>> BEGIN Data for the task

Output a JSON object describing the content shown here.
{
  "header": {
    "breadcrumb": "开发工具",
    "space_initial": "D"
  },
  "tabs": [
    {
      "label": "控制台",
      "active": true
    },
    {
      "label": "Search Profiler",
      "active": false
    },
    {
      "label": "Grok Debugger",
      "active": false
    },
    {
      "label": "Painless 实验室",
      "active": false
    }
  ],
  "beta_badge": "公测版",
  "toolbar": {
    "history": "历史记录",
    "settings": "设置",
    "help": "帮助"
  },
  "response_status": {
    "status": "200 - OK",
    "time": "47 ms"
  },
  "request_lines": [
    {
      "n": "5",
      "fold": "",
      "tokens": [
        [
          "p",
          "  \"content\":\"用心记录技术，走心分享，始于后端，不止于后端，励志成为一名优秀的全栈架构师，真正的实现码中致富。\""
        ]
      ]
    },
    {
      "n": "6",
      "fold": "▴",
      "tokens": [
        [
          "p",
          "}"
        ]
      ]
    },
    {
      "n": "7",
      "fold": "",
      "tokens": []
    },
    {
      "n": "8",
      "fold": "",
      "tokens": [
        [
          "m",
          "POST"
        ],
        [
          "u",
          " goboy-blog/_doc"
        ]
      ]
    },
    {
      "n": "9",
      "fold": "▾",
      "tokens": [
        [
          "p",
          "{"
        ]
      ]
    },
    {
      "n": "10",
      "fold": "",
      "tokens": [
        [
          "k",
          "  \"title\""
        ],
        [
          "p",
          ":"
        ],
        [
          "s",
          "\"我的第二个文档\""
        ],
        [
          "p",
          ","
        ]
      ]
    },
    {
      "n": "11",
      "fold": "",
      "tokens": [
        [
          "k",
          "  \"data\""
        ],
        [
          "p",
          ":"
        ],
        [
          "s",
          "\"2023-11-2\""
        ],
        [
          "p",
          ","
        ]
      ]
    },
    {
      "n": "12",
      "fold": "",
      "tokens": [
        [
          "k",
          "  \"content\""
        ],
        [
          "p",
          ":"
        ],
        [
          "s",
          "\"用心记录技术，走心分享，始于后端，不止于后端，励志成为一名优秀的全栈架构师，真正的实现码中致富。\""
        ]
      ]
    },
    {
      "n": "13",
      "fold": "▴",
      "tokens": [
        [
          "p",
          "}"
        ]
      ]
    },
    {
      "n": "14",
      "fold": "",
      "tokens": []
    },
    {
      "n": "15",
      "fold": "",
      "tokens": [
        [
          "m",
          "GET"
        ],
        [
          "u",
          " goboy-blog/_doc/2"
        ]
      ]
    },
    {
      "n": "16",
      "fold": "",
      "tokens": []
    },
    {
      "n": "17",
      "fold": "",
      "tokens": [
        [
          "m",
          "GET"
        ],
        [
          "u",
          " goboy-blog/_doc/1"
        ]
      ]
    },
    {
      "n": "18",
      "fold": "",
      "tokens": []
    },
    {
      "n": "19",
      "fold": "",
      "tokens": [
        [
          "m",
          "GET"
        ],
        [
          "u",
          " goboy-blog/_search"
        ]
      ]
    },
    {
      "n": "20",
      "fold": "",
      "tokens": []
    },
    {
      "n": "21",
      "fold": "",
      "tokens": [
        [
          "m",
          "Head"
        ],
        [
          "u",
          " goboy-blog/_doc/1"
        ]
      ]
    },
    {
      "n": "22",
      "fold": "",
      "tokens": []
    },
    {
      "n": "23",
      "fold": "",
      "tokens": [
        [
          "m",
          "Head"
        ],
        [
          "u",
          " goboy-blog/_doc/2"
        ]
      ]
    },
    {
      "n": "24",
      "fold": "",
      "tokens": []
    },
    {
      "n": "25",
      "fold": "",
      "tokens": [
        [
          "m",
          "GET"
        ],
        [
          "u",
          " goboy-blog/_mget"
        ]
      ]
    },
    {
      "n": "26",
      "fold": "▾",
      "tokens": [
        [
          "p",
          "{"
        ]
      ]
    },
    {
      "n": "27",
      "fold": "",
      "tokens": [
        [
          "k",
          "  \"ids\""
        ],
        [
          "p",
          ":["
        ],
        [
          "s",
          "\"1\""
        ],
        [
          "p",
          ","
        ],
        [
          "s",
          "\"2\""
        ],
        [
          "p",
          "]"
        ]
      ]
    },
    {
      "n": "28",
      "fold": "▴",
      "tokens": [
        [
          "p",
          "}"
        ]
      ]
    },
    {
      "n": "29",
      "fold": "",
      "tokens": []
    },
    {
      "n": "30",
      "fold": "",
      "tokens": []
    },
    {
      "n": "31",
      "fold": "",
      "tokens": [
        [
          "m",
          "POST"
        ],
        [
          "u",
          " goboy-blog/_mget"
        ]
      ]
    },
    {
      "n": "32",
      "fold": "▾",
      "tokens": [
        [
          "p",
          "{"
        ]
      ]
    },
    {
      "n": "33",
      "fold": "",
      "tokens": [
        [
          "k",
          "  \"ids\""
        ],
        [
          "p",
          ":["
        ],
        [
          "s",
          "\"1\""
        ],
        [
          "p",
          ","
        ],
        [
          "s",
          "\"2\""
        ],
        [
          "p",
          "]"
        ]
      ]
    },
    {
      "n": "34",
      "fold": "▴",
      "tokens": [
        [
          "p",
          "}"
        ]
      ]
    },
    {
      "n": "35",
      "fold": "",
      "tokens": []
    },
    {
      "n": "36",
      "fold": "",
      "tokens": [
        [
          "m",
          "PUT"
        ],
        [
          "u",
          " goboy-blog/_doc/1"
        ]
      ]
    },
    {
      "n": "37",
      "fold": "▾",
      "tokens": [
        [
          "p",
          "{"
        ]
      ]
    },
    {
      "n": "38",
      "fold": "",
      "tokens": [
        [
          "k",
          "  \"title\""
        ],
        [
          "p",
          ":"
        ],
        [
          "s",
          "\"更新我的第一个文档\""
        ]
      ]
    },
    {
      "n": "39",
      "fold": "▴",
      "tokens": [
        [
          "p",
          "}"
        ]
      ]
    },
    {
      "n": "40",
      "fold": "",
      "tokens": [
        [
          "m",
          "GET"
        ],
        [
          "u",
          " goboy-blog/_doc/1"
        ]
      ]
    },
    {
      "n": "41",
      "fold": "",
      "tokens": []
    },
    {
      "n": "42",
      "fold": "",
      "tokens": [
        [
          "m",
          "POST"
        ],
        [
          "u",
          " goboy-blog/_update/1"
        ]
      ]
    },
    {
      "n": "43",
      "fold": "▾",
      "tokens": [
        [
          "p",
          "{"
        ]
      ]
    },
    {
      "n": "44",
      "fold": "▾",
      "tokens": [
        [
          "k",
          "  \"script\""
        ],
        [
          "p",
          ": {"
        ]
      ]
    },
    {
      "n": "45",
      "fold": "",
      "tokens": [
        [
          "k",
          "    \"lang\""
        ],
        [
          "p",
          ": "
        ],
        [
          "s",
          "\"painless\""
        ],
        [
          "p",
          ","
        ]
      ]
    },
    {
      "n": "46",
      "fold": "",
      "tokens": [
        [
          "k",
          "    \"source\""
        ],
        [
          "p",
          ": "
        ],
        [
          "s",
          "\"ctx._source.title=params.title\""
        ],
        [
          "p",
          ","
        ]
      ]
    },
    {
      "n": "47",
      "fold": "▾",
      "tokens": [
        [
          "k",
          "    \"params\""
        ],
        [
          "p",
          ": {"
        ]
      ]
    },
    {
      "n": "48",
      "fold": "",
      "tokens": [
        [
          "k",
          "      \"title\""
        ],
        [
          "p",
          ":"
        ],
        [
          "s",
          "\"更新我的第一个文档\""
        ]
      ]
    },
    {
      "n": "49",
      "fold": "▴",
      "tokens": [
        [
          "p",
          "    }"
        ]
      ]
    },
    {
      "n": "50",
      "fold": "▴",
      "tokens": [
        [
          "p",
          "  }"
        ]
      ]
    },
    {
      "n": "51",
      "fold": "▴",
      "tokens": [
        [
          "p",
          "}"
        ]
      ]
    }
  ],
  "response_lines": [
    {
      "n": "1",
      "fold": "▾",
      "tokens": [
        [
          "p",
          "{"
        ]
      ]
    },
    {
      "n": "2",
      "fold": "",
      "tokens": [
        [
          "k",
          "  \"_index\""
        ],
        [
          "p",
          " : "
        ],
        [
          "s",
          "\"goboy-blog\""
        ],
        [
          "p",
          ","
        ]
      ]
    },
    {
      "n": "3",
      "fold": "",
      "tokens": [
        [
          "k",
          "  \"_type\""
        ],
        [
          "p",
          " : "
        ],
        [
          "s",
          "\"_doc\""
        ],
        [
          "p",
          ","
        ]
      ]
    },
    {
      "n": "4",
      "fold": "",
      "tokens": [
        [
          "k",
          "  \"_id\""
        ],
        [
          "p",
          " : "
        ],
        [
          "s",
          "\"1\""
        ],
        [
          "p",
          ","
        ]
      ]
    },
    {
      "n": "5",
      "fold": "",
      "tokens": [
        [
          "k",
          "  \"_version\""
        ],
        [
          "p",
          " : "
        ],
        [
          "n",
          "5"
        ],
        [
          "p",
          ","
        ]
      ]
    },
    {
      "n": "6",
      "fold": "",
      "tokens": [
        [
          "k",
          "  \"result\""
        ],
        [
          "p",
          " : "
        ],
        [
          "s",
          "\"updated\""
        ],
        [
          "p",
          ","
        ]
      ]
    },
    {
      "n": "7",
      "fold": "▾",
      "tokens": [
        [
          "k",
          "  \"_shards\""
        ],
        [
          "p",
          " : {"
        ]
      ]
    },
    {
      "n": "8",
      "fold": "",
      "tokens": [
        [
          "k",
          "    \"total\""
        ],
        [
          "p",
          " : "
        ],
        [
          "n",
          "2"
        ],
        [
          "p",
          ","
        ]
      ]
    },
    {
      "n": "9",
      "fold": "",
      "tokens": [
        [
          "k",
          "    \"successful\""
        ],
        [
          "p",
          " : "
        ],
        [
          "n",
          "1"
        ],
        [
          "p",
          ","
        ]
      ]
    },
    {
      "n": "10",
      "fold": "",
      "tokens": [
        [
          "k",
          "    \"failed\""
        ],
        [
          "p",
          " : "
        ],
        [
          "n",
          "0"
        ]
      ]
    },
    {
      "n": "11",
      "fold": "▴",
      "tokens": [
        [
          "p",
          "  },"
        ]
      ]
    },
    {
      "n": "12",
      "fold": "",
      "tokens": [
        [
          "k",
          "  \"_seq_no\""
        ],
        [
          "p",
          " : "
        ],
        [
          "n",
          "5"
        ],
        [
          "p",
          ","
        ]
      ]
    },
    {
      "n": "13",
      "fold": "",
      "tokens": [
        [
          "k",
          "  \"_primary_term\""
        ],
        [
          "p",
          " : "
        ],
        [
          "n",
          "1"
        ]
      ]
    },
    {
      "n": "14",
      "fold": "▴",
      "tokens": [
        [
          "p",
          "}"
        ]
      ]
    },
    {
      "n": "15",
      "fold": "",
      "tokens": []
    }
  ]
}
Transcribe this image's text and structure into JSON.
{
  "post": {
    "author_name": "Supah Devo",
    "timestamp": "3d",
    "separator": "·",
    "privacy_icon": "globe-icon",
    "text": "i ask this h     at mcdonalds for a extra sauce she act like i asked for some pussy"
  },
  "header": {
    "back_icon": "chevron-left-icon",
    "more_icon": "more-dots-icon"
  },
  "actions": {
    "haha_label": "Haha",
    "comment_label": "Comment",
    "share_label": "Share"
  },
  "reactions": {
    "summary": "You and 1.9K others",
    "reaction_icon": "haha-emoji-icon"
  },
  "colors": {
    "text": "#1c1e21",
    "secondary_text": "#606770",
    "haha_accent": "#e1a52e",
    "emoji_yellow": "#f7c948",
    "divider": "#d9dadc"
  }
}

>> END Data for the task

## [What the task requires]
Scan the data for the word "params" and copy every line where it shows up.

## [Finished answer]
          "\"ctx._source.title=params.title\""
          "    \"params\""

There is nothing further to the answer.